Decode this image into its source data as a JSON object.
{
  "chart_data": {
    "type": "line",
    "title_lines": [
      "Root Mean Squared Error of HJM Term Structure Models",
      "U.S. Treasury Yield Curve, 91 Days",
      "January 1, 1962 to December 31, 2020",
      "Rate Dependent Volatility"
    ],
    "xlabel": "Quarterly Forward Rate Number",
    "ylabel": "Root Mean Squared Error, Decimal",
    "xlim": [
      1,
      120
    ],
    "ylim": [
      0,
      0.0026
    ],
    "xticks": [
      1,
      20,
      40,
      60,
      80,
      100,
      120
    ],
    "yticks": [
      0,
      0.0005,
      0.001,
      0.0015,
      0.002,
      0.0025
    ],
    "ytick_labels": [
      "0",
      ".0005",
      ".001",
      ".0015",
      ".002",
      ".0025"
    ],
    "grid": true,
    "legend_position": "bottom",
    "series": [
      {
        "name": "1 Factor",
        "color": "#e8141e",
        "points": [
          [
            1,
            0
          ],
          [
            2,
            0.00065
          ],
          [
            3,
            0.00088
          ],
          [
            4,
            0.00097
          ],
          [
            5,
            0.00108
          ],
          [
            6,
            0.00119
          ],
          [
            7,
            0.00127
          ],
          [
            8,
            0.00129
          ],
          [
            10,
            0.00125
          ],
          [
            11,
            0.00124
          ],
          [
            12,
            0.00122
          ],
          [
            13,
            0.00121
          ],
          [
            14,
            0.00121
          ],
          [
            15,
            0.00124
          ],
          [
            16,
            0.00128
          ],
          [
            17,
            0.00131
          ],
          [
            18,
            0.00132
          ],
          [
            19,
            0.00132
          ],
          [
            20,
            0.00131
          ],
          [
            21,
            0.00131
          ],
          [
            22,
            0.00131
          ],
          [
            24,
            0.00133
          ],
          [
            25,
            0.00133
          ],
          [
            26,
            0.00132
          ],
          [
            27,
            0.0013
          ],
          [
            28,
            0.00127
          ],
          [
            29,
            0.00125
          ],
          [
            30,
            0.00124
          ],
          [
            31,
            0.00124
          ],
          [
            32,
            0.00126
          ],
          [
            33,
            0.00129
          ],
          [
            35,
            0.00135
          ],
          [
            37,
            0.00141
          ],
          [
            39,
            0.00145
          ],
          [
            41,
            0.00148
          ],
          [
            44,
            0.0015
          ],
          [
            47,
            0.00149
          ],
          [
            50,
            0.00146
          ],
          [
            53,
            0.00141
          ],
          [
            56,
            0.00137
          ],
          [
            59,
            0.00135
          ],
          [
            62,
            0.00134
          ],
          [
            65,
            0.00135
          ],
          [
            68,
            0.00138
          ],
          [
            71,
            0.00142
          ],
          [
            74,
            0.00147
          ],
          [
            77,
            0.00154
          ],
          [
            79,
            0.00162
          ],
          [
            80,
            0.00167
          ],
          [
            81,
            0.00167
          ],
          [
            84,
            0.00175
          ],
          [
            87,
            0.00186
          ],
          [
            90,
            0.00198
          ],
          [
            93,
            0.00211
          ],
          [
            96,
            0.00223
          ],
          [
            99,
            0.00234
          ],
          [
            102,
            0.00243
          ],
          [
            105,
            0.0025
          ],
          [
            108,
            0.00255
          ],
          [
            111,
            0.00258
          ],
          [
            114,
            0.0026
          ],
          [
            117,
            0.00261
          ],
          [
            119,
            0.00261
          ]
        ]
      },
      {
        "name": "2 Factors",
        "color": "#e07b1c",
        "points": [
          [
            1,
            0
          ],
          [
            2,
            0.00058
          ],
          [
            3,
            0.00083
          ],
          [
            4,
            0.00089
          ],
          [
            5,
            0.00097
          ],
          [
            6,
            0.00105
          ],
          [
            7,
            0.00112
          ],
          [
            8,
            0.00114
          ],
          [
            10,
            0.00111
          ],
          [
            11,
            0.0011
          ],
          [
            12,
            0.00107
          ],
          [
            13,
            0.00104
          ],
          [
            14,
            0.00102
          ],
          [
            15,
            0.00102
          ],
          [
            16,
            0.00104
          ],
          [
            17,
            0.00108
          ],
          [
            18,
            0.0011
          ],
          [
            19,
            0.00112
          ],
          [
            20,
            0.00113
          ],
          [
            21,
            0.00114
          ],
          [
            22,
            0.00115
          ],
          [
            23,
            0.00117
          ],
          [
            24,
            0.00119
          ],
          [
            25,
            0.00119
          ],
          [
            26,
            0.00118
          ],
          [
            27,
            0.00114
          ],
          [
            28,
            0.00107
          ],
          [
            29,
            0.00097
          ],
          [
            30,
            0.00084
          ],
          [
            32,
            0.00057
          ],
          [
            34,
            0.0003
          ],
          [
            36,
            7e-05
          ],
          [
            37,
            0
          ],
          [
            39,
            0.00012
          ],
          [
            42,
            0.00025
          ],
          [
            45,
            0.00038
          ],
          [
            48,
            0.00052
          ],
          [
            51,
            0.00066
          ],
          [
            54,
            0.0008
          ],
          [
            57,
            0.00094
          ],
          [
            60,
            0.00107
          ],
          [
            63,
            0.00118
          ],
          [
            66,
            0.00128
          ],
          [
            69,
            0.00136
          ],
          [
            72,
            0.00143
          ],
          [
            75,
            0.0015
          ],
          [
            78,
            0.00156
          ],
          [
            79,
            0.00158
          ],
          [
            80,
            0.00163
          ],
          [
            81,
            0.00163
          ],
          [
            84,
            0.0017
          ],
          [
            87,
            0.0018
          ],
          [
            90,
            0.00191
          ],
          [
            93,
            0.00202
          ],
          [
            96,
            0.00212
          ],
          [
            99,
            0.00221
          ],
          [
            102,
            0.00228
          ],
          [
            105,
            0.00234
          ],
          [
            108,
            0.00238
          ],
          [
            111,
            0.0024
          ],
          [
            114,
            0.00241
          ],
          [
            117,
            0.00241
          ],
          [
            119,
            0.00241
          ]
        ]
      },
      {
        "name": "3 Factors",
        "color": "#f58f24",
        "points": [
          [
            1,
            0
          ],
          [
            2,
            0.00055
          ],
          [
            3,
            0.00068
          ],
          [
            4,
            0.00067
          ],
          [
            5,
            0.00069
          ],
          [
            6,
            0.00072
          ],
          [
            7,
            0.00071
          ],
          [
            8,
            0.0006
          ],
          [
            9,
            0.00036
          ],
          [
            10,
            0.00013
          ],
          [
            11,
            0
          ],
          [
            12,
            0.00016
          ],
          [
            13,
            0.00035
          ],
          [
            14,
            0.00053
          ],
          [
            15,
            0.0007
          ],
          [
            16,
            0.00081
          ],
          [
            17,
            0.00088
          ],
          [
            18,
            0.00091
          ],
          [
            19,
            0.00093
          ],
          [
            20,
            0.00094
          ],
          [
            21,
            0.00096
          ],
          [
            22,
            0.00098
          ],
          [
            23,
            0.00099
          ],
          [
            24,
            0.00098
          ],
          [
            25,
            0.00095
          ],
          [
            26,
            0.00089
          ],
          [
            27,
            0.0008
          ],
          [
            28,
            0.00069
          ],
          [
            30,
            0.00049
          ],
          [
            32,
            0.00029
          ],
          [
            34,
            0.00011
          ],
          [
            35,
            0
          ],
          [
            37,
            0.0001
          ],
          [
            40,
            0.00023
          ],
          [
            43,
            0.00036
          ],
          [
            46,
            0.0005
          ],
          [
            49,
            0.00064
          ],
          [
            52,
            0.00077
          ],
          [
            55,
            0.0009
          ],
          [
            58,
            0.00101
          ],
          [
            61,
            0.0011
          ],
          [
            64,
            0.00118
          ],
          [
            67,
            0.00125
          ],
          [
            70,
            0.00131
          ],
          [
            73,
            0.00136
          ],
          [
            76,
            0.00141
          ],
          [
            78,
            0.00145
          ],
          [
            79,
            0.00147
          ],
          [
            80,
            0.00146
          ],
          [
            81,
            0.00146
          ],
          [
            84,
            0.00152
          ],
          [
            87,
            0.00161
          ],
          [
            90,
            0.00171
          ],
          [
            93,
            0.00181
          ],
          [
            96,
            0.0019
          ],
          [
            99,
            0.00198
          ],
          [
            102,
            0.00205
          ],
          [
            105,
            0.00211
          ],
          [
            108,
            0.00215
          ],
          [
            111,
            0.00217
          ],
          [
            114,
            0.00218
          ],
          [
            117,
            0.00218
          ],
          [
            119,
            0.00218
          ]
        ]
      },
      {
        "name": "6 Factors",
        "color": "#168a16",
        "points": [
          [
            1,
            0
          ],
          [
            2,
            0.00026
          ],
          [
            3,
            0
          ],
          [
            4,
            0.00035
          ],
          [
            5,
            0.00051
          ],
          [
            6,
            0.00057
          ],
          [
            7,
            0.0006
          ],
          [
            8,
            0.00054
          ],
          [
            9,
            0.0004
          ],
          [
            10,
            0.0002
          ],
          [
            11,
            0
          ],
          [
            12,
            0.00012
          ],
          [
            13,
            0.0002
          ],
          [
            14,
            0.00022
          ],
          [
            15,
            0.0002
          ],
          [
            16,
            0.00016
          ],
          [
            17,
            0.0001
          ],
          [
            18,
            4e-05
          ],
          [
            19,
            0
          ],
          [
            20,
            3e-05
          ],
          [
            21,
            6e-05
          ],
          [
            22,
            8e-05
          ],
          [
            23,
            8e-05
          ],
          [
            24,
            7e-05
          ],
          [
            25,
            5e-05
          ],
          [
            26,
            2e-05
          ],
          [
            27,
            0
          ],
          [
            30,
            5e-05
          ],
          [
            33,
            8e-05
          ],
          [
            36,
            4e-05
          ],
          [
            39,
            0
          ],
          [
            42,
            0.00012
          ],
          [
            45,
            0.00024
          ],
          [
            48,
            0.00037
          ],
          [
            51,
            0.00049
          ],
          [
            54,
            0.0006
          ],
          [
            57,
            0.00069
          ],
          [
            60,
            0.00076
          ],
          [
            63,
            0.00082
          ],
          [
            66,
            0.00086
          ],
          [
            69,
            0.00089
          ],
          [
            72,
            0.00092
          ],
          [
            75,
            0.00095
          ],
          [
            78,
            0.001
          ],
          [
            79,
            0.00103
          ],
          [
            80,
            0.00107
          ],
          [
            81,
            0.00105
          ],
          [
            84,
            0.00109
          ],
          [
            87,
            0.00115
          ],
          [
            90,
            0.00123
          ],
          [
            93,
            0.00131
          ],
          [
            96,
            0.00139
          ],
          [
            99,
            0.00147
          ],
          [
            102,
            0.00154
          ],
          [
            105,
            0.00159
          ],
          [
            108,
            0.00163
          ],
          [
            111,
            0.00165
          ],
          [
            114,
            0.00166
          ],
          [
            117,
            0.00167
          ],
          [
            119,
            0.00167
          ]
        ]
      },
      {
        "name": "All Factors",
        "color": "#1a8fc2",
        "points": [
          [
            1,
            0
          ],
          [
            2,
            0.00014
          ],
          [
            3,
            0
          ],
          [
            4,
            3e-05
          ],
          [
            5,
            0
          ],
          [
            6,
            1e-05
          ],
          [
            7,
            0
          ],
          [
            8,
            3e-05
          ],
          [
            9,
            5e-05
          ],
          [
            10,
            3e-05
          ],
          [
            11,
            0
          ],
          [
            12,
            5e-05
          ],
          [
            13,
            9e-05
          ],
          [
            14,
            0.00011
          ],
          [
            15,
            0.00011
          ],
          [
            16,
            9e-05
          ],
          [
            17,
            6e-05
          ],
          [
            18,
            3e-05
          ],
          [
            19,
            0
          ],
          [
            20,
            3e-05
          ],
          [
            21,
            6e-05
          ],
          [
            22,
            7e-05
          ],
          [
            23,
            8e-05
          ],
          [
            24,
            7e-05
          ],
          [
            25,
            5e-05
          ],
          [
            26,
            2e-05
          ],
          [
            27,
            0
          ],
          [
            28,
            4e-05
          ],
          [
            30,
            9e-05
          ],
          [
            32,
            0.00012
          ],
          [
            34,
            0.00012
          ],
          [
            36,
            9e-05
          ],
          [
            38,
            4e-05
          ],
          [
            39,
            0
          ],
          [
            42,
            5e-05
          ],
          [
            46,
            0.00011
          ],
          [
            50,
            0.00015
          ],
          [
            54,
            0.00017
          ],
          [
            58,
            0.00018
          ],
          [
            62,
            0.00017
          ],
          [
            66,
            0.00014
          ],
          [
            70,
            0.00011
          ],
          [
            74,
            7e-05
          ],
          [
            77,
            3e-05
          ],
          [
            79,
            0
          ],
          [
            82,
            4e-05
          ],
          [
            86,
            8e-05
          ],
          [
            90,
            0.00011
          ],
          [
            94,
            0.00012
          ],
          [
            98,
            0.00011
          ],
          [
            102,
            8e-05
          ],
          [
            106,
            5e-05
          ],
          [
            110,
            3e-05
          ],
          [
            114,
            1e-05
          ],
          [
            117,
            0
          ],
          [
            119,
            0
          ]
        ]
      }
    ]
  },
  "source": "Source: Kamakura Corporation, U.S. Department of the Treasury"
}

•••••

Extract, from the material above, each line holding the word "Squared".

      "Root Mean Squared Error of HJM Term Structure Models",
    "ylabel": "Root Mean Squared Error, Decimal",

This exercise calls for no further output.